Return every line of the data below that includes the string "отчетном".
◇ ◇ ◇
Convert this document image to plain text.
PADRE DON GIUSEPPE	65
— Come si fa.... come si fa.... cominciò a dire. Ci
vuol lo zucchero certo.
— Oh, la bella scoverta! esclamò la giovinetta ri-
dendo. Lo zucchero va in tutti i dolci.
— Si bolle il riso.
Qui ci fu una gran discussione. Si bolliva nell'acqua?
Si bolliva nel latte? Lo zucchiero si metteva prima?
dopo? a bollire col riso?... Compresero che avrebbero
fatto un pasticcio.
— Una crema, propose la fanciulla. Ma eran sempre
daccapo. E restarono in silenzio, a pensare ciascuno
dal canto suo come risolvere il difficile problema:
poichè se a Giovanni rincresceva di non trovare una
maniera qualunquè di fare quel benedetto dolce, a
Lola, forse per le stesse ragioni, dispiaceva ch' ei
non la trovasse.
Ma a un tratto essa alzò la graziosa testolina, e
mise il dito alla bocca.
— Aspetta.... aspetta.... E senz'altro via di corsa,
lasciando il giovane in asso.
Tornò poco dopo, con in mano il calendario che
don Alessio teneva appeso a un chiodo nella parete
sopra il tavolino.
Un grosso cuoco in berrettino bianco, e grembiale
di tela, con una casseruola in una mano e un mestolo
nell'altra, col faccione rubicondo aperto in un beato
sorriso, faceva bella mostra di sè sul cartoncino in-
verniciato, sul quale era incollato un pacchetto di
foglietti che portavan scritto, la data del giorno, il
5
◇ ◇ ◇
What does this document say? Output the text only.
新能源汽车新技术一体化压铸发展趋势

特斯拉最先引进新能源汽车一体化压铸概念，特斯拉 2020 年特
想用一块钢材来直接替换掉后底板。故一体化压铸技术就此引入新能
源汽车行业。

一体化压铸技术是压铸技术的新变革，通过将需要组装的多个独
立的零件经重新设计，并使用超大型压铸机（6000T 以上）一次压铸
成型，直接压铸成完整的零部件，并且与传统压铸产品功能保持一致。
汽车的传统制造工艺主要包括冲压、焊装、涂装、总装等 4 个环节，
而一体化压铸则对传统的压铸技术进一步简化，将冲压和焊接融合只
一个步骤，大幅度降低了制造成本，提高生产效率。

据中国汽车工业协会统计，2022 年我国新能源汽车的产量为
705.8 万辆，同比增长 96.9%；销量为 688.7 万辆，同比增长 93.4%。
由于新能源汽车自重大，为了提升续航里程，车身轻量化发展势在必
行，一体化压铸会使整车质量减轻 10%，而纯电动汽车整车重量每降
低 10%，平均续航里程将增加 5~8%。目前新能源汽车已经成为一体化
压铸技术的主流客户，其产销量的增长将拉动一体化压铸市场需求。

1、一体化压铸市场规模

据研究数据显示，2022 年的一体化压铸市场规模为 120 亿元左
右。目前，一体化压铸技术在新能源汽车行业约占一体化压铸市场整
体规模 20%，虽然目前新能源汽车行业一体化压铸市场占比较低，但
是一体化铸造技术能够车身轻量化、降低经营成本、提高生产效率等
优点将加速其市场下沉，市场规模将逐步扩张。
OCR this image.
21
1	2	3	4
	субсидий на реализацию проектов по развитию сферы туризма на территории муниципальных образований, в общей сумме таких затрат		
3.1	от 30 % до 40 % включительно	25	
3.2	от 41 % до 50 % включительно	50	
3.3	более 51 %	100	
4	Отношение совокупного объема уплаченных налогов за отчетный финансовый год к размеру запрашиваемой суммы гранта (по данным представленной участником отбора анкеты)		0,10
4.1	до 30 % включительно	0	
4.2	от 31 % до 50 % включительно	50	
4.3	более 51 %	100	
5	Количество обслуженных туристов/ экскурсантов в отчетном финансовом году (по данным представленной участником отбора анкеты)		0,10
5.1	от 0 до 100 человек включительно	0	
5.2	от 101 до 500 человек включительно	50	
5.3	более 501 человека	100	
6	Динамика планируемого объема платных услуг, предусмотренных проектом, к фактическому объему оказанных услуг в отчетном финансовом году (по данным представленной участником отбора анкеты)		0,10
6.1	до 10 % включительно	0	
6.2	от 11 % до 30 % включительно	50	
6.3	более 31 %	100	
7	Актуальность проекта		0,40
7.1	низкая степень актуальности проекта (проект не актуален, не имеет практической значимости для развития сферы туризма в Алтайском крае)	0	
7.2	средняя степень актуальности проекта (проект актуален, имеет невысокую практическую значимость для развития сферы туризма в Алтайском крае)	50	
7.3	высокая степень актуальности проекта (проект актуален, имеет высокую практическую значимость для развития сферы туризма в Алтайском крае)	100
◇ ◇ ◇
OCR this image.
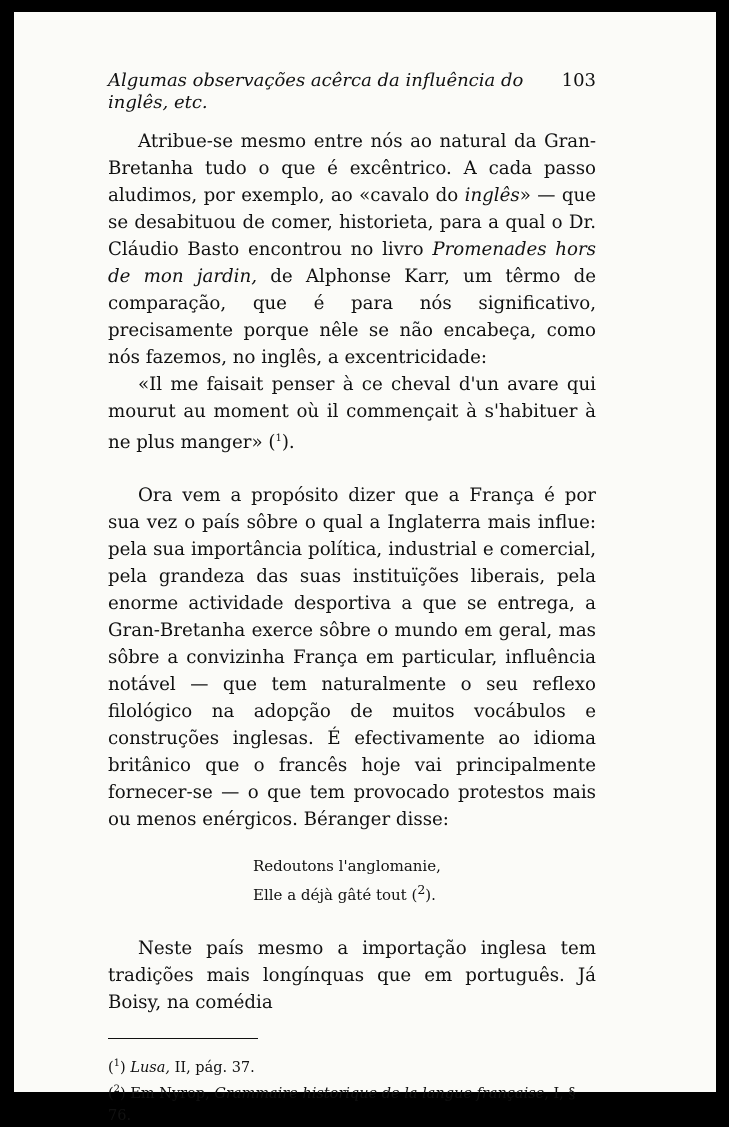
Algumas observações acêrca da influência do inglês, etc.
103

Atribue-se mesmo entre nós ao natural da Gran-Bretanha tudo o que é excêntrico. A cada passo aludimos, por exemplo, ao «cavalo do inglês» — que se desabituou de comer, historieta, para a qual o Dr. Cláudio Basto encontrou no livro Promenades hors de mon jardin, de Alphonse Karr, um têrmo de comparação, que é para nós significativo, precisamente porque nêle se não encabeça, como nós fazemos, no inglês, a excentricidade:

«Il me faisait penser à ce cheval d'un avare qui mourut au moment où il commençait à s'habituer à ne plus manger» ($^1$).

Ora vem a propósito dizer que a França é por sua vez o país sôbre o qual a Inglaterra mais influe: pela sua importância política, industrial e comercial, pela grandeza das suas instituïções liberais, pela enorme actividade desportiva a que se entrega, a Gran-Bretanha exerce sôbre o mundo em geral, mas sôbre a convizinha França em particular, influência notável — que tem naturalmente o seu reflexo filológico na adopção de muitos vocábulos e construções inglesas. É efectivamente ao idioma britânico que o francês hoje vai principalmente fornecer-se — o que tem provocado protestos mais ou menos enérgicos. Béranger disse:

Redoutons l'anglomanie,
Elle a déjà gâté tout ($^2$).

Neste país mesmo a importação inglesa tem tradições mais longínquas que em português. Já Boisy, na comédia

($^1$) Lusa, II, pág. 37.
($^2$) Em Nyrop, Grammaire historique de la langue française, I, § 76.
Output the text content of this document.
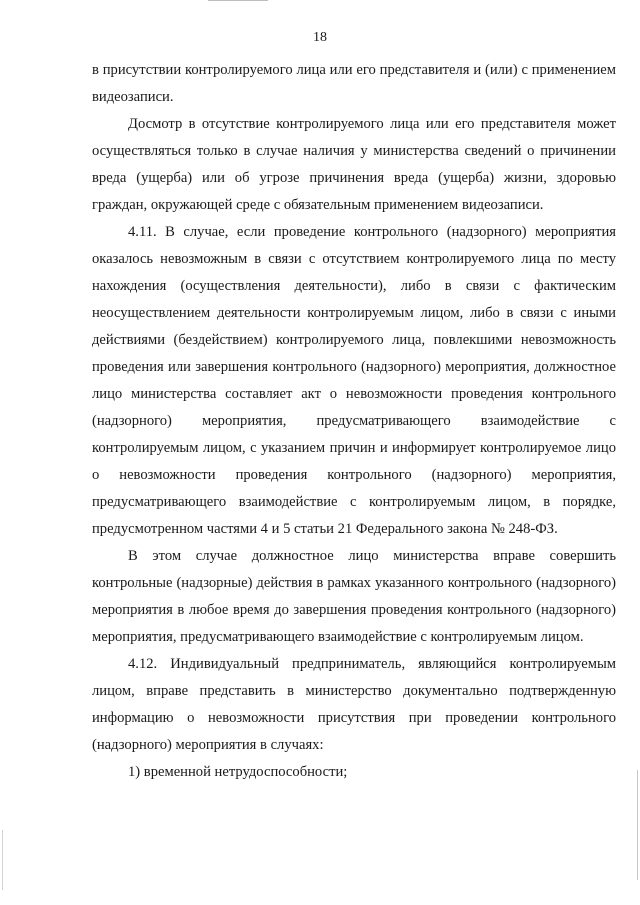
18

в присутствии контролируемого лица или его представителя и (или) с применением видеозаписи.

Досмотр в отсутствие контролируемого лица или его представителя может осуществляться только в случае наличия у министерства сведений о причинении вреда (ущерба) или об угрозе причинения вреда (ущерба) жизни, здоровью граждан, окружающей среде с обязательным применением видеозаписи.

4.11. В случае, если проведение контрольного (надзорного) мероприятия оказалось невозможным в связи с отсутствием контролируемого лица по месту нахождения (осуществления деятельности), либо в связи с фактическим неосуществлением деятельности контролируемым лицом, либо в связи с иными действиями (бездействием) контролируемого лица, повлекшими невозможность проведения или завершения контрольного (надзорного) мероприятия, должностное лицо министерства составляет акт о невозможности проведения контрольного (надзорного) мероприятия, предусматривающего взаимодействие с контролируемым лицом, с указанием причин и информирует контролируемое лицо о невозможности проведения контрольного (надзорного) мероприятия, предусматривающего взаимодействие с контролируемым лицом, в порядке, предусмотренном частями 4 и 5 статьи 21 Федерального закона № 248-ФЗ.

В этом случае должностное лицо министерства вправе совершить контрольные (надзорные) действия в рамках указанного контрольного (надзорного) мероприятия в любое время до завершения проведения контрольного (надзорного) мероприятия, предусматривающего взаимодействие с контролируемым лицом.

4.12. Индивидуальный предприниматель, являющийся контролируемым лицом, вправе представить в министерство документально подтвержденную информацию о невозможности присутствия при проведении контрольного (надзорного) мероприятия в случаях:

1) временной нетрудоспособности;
◇ ◇ ◇
**SOLUTION**.
5	Количество обслуженных туристов/ экскурсантов в отчетном финансовом году (по данным представленной участником отбора анкеты)		0,10
6	Динамика планируемого объема платных услуг, предусмотренных проектом, к фактическому объему оказанных услуг в отчетном финансовом году (по данным представленной участником отбора анкеты)		0,10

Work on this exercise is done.